**Listing:**

○ ○ ○ ○

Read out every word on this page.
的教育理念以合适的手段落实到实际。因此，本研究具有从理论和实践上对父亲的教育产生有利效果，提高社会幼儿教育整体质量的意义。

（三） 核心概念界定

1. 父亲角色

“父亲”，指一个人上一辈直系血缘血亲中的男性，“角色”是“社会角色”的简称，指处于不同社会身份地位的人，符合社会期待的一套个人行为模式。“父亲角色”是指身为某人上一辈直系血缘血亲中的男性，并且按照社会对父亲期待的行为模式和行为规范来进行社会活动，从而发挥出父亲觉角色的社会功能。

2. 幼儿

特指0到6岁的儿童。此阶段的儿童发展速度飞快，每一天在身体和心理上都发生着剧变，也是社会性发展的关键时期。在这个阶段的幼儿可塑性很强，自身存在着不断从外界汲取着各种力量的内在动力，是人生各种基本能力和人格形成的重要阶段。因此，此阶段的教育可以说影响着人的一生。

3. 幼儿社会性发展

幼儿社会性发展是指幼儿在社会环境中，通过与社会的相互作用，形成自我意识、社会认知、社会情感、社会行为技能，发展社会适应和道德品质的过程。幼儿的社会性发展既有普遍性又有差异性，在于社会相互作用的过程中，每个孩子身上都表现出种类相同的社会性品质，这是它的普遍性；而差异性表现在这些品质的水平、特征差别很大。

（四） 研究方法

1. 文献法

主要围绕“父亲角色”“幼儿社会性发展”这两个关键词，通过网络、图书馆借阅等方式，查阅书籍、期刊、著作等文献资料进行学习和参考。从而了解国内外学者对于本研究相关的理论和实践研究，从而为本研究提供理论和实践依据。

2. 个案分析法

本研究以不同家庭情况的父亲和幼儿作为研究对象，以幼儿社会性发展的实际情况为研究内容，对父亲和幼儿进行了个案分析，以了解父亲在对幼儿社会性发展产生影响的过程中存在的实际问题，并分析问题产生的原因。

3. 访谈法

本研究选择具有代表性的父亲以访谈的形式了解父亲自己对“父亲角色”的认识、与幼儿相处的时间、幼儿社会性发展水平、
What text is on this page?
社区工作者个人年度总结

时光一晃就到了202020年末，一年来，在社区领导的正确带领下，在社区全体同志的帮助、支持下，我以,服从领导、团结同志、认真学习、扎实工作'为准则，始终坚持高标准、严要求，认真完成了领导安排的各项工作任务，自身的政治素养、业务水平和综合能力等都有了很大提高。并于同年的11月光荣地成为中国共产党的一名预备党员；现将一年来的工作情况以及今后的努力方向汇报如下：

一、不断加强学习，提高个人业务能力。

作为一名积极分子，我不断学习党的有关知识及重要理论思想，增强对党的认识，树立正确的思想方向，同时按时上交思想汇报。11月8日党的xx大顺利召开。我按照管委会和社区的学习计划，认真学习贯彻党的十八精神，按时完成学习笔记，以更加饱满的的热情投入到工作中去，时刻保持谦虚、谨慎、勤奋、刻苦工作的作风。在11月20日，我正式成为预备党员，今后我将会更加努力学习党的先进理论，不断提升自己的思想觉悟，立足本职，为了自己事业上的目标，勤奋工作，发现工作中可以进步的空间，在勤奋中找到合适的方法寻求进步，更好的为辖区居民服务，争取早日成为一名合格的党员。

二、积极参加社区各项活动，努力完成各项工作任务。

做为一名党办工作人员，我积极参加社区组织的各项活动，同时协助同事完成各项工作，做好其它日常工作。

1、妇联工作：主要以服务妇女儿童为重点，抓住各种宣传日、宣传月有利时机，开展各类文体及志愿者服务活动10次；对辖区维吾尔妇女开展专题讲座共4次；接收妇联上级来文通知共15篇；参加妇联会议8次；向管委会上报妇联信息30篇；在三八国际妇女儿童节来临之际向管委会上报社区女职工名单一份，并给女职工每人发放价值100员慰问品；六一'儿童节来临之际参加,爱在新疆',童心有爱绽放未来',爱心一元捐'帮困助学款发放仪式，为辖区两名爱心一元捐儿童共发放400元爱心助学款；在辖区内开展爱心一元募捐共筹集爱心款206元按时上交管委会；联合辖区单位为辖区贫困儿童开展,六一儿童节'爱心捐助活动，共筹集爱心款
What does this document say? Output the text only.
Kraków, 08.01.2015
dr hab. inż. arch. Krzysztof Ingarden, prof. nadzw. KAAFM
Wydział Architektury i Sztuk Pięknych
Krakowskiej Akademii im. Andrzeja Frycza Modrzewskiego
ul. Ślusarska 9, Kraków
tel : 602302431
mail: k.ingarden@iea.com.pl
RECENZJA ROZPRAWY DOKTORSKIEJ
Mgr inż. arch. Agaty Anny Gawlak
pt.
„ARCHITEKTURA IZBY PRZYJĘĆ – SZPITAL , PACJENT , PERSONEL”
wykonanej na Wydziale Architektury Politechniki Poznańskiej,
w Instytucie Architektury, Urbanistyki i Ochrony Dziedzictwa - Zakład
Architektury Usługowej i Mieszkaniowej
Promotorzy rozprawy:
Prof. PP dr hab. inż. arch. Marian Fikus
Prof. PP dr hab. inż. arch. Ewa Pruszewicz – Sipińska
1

○ ○ ○ ○

**Exercise:** Write out the listing once more, matching it exactly.

**The output:**
Read out every word on this page.
的教育理念以合适的手段落实到实际。因此，本研究具有从理论和实践上对父亲的教育产生有利效果，提高社会幼儿教育整体质量的意义。

（三） 核心概念界定

1. 父亲角色

“父亲”，指一个人上一辈直系血缘血亲中的男性，“角色”是“社会角色”的简称，指处于不同社会身份地位的人，符合社会期待的一套个人行为模式。“父亲角色”是指身为某人上一辈直系血缘血亲中的男性，并且按照社会对父亲期待的行为模式和行为规范来进行社会活动，从而发挥出父亲觉角色的社会功能。

2. 幼儿

特指0到6岁的儿童。此阶段的儿童发展速度飞快，每一天在身体和心理上都发生着剧变，也是社会性发展的关键时期。在这个阶段的幼儿可塑性很强，自身存在着不断从外界汲取着各种力量的内在动力，是人生各种基本能力和人格形成的重要阶段。因此，此阶段的教育可以说影响着人的一生。

3. 幼儿社会性发展

幼儿社会性发展是指幼儿在社会环境中，通过与社会的相互作用，形成自我意识、社会认知、社会情感、社会行为技能，发展社会适应和道德品质的过程。幼儿的社会性发展既有普遍性又有差异性，在于社会相互作用的过程中，每个孩子身上都表现出种类相同的社会性品质，这是它的普遍性；而差异性表现在这些品质的水平、特征差别很大。

（四） 研究方法

1. 文献法

主要围绕“父亲角色”“幼儿社会性发展”这两个关键词，通过网络、图书馆借阅等方式，查阅书籍、期刊、著作等文献资料进行学习和参考。从而了解国内外学者对于本研究相关的理论和实践研究，从而为本研究提供理论和实践依据。

2. 个案分析法

本研究以不同家庭情况的父亲和幼儿作为研究对象，以幼儿社会性发展的实际情况为研究内容，对父亲和幼儿进行了个案分析，以了解父亲在对幼儿社会性发展产生影响的过程中存在的实际问题，并分析问题产生的原因。

3. 访谈法

本研究选择具有代表性的父亲以访谈的形式了解父亲自己对“父亲角色”的认识、与幼儿相处的时间、幼儿社会性发展水平、
What text is on this page?
社区工作者个人年度总结

时光一晃就到了202020年末，一年来，在社区领导的正确带领下，在社区全体同志的帮助、支持下，我以,服从领导、团结同志、认真学习、扎实工作'为准则，始终坚持高标准、严要求，认真完成了领导安排的各项工作任务，自身的政治素养、业务水平和综合能力等都有了很大提高。并于同年的11月光荣地成为中国共产党的一名预备党员；现将一年来的工作情况以及今后的努力方向汇报如下：

一、不断加强学习，提高个人业务能力。

作为一名积极分子，我不断学习党的有关知识及重要理论思想，增强对党的认识，树立正确的思想方向，同时按时上交思想汇报。11月8日党的xx大顺利召开。我按照管委会和社区的学习计划，认真学习贯彻党的十八精神，按时完成学习笔记，以更加饱满的的热情投入到工作中去，时刻保持谦虚、谨慎、勤奋、刻苦工作的作风。在11月20日，我正式成为预备党员，今后我将会更加努力学习党的先进理论，不断提升自己的思想觉悟，立足本职，为了自己事业上的目标，勤奋工作，发现工作中可以进步的空间，在勤奋中找到合适的方法寻求进步，更好的为辖区居民服务，争取早日成为一名合格的党员。

二、积极参加社区各项活动，努力完成各项工作任务。

做为一名党办工作人员，我积极参加社区组织的各项活动，同时协助同事完成各项工作，做好其它日常工作。

1、妇联工作：主要以服务妇女儿童为重点，抓住各种宣传日、宣传月有利时机，开展各类文体及志愿者服务活动10次；对辖区维吾尔妇女开展专题讲座共4次；接收妇联上级来文通知共15篇；参加妇联会议8次；向管委会上报妇联信息30篇；在三八国际妇女儿童节来临之际向管委会上报社区女职工名单一份，并给女职工每人发放价值100员慰问品；六一'儿童节来临之际参加,爱在新疆',童心有爱绽放未来',爱心一元捐'帮困助学款发放仪式，为辖区两名爱心一元捐儿童共发放400元爱心助学款；在辖区内开展爱心一元募捐共筹集爱心款206元按时上交管委会；联合辖区单位为辖区贫困儿童开展,六一儿童节'爱心捐助活动，共筹集爱心款
What does this document say? Output the text only.
Kraków, 08.01.2015
dr hab. inż. arch. Krzysztof Ingarden, prof. nadzw. KAAFM
Wydział Architektury i Sztuk Pięknych
Krakowskiej Akademii im. Andrzeja Frycza Modrzewskiego
ul. Ślusarska 9, Kraków
tel : 602302431
mail: k.ingarden@iea.com.pl
RECENZJA ROZPRAWY DOKTORSKIEJ
Mgr inż. arch. Agaty Anny Gawlak
pt.
„ARCHITEKTURA IZBY PRZYJĘĆ – SZPITAL , PACJENT , PERSONEL”
wykonanej na Wydziale Architektury Politechniki Poznańskiej,
w Instytucie Architektury, Urbanistyki i Ochrony Dziedzictwa - Zakład
Architektury Usługowej i Mieszkaniowej
Promotorzy rozprawy:
Prof. PP dr hab. inż. arch. Marian Fikus
Prof. PP dr hab. inż. arch. Ewa Pruszewicz – Sipińska
1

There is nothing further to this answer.